WRITTEN EXERCISE A
Write out the records word for word, from their first line up to and including the line with "checkbox[interactable] — [467, 170, 490, 192]".

TEXT

Warning: For this special case, you'll need to remove `rs.CLParModFitDistCuts` from `fullReportParamCols` (respectively `filsorReportParamCols`) in `acdc-2019-ds-params.py` if you want to generate a full report (respectively an auto-filtered and sorted report) ; because after running the analyses, the 'model fitting distance cut points' column is lacking from the results, as there's no more any variant on it after removing the 'AutoTruncations' variant sheet from the spec. workbook.

In [None]:
studyVariant = '-nooptim'
anlysSpecFileName = f'{pars.studyName}-OptAnalysesToDo'
ignoreSpecs = ['AutoTruncations_impl']

### Or : All analysis variants specified in this workbook file, but not re-running the optimisations

* first, you need in-memory results, through an opt-analysis run, or through reloading them via [2b. Or: Reload  (opt-)analyses results from a previous session](#2b.-Or%3A-Reload--(opt-)analyses-results-from-a-previous-session) below)
* then, you just need to extract the sample id. and analysis parameters, with ready-to-go truncation params (auto-optimised or user-set).

In [None]:
studyVariant = '-noreoptim'
anlysSpecFileName = None

In [None]:
dfExplOptAnlysSpecs = results.dfTransData(pars.studyLang)[['Espèce', 'Passage', 'Adulte', 'Durée', 'FonctionClé', 'SérieAjust',
                                                           'TrGche', 'TrDrte', 'NbTrchMod', 'OptimTrunc']]
dfExplOptAnlysSpecs

### Mandatory: Final checks and preparation, after specifying variants though a spec file or a DataFrame

In [None]:
dict(studyVar=studyVariant, specs=anlysSpecFileName if anlysSpecFileName else 'dfExplOptAnlysSpecs', ignore=ignoreSpecs)

In [None]:
# Analysis specs :
# * or: all-implicit ones, from optAnlysSpecs (with possibly some to remove),
# * or: all-explicit, from given dfExplOptAnlysSpecs DataFrame.
if anlysSpecFileName:
    
    # No explicit specs from dfExplOptAnlysSpecs.

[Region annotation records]
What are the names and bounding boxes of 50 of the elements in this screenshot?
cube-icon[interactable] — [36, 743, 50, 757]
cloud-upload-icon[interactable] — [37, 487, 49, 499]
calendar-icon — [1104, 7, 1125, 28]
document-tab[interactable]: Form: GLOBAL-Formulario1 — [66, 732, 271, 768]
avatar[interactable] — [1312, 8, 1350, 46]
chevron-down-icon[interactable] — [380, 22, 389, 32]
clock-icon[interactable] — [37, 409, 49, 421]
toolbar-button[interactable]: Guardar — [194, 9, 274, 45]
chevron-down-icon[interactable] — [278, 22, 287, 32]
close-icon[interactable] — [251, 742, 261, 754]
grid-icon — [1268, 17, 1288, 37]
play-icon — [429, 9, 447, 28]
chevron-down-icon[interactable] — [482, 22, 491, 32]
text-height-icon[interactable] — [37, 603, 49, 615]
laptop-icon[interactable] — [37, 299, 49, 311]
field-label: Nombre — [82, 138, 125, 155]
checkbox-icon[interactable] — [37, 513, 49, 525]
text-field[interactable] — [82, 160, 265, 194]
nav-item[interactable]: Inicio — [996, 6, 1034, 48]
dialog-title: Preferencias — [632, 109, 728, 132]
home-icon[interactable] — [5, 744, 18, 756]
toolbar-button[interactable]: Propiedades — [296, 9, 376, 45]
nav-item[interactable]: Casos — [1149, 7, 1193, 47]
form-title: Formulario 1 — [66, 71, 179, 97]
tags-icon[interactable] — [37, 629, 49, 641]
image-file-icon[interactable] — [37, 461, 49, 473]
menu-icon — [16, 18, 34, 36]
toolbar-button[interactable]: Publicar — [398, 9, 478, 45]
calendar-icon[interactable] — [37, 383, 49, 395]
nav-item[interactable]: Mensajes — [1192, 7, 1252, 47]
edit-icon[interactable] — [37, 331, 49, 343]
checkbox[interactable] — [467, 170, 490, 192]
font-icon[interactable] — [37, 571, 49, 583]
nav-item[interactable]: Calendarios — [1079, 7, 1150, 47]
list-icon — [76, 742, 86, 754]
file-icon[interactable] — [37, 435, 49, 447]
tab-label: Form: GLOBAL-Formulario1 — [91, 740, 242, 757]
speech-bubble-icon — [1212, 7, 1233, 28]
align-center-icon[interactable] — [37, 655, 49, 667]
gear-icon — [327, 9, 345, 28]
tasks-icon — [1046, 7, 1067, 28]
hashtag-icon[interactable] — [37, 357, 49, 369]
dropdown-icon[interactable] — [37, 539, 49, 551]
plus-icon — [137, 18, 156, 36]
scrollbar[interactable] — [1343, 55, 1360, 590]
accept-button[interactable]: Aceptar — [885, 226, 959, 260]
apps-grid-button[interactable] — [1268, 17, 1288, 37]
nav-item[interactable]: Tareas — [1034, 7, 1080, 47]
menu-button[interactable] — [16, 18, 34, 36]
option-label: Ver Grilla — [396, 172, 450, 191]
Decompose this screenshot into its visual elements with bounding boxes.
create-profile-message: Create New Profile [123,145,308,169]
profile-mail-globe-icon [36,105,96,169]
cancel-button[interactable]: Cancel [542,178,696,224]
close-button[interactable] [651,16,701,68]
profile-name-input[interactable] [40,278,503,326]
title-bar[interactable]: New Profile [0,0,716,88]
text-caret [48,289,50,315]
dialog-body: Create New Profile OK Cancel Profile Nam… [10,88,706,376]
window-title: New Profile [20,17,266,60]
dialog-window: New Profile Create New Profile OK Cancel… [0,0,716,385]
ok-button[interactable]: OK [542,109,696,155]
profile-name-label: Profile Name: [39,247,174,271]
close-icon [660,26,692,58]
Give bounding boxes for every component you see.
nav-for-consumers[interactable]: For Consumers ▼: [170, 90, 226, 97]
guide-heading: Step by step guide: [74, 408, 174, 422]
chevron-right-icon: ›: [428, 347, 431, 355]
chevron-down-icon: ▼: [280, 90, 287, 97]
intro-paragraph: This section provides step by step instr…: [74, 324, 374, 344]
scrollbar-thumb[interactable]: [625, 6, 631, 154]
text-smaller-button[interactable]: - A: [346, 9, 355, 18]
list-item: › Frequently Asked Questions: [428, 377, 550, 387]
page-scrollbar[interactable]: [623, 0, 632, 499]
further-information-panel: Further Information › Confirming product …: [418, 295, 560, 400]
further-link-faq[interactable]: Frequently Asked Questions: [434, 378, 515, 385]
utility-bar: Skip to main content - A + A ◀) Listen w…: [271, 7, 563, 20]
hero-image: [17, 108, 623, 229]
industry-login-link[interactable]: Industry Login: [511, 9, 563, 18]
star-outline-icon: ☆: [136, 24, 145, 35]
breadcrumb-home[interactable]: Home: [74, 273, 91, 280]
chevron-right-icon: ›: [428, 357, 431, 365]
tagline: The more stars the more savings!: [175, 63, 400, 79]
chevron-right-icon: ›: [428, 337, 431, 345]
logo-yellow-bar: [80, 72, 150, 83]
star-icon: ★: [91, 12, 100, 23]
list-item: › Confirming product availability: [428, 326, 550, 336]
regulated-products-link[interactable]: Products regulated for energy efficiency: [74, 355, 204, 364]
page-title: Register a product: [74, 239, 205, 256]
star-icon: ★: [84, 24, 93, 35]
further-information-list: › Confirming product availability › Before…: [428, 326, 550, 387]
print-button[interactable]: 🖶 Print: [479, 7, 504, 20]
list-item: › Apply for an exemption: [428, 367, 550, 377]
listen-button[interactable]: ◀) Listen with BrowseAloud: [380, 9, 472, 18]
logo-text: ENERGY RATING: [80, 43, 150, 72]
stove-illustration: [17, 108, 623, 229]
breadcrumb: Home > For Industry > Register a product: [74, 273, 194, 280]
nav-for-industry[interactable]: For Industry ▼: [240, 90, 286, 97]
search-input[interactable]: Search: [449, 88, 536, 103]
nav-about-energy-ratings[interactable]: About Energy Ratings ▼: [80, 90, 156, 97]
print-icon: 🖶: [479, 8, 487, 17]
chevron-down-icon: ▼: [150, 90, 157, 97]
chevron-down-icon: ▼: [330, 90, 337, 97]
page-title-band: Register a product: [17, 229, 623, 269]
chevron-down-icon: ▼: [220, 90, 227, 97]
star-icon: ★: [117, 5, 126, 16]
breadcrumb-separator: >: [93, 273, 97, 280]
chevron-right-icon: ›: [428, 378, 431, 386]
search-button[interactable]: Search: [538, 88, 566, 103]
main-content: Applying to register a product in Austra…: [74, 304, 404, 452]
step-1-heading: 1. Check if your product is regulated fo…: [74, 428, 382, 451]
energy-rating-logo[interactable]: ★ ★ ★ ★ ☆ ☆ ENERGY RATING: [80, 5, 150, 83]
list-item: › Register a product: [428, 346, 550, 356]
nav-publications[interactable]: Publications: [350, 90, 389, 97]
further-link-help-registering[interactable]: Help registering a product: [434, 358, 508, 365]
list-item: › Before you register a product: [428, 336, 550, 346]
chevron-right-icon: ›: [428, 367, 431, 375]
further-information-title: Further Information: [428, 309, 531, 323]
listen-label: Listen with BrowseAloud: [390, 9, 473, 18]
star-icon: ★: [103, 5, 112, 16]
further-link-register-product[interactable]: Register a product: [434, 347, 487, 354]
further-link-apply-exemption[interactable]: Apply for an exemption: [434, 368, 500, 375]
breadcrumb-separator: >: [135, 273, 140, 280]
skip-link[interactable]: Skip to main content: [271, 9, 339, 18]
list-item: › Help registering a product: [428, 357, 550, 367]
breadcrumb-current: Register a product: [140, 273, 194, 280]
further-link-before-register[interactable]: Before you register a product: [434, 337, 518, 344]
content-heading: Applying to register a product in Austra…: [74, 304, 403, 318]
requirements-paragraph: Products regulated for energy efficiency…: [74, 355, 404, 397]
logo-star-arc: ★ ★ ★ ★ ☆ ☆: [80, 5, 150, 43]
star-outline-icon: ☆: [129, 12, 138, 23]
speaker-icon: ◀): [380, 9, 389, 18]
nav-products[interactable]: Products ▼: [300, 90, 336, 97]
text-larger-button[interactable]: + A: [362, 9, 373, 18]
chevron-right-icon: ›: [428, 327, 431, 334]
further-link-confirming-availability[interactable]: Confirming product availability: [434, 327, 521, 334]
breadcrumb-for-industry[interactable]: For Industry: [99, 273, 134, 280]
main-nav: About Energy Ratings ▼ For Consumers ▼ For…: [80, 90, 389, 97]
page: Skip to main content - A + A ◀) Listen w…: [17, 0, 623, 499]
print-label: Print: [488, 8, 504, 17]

WRITTEN EXERCISE B
Reproduce the full notebook text on analysis specs word for word.

FINAL RESULT A
What are the names and bounding boxes of 50 of the elements in this screenshot?
cube-icon[interactable] — [36, 743, 50, 757]
cloud-upload-icon[interactable] — [37, 487, 49, 499]
calendar-icon — [1104, 7, 1125, 28]
document-tab[interactable]: Form: GLOBAL-Formulario1 — [66, 732, 271, 768]
avatar[interactable] — [1312, 8, 1350, 46]
chevron-down-icon[interactable] — [380, 22, 389, 32]
clock-icon[interactable] — [37, 409, 49, 421]
toolbar-button[interactable]: Guardar — [194, 9, 274, 45]
chevron-down-icon[interactable] — [278, 22, 287, 32]
close-icon[interactable] — [251, 742, 261, 754]
grid-icon — [1268, 17, 1288, 37]
play-icon — [429, 9, 447, 28]
chevron-down-icon[interactable] — [482, 22, 491, 32]
text-height-icon[interactable] — [37, 603, 49, 615]
laptop-icon[interactable] — [37, 299, 49, 311]
field-label: Nombre — [82, 138, 125, 155]
checkbox-icon[interactable] — [37, 513, 49, 525]
text-field[interactable] — [82, 160, 265, 194]
nav-item[interactable]: Inicio — [996, 6, 1034, 48]
dialog-title: Preferencias — [632, 109, 728, 132]
home-icon[interactable] — [5, 744, 18, 756]
toolbar-button[interactable]: Propiedades — [296, 9, 376, 45]
nav-item[interactable]: Casos — [1149, 7, 1193, 47]
form-title: Formulario 1 — [66, 71, 179, 97]
tags-icon[interactable] — [37, 629, 49, 641]
image-file-icon[interactable] — [37, 461, 49, 473]
menu-icon — [16, 18, 34, 36]
toolbar-button[interactable]: Publicar — [398, 9, 478, 45]
calendar-icon[interactable] — [37, 383, 49, 395]
nav-item[interactable]: Mensajes — [1192, 7, 1252, 47]
edit-icon[interactable] — [37, 331, 49, 343]
checkbox[interactable] — [467, 170, 490, 192]

FINAL RESULT B
Warning: For this special case, you'll need to remove `rs.CLParModFitDistCuts` from `fullReportParamCols` (respectively `filsorReportParamCols`) in `acdc-2019-ds-params.py` if you want to generate a full report (respectively an auto-filtered and sorted report) ; because after running the analyses, the 'model fitting distance cut points' column is lacking from the results, as there's no more any variant on it after removing the 'AutoTruncations' variant sheet from the spec. workbook.

In [None]:
studyVariant = '-nooptim'
anlysSpecFileName = f'{pars.studyName}-OptAnalysesToDo'
ignoreSpecs = ['AutoTruncations_impl']

### Or : All analysis variants specified in this workbook file, but not re-running the optimisations

* first, you need in-memory results, through an opt-analysis run, or through reloading them via [2b. Or: Reload  (opt-)analyses results from a previous session](#2b.-Or%3A-Reload--(opt-)analyses-results-from-a-previous-session) below)
* then, you just need to extract the sample id. and analysis parameters, with ready-to-go truncation params (auto-optimised or user-set).

In [None]:
studyVariant = '-noreoptim'
anlysSpecFileName = None

In [None]:
dfExplOptAnlysSpecs = results.dfTransData(pars.studyLang)[['Espèce', 'Passage', 'Adulte', 'Durée', 'FonctionClé', 'SérieAjust',
                                                           'TrGche', 'TrDrte', 'NbTrchMod', 'OptimTrunc']]
dfExplOptAnlysSpecs

### Mandatory: Final checks and preparation, after specifying variants though a spec file or a DataFrame

In [None]:
dict(studyVar=studyVariant, specs=anlysSpecFileName if anlysSpecFileName else 'dfExplOptAnlysSpecs', ignore=ignoreSpecs)

In [None]:
# Analysis specs :
# * or: all-implicit ones, from optAnlysSpecs (with possibly some to remove),
# * or: all-explicit, from given dfExplOptAnlysSpecs DataFrame.
if anlysSpecFileName:
    
    # No explicit specs from dfExplOptAnlysSpecs.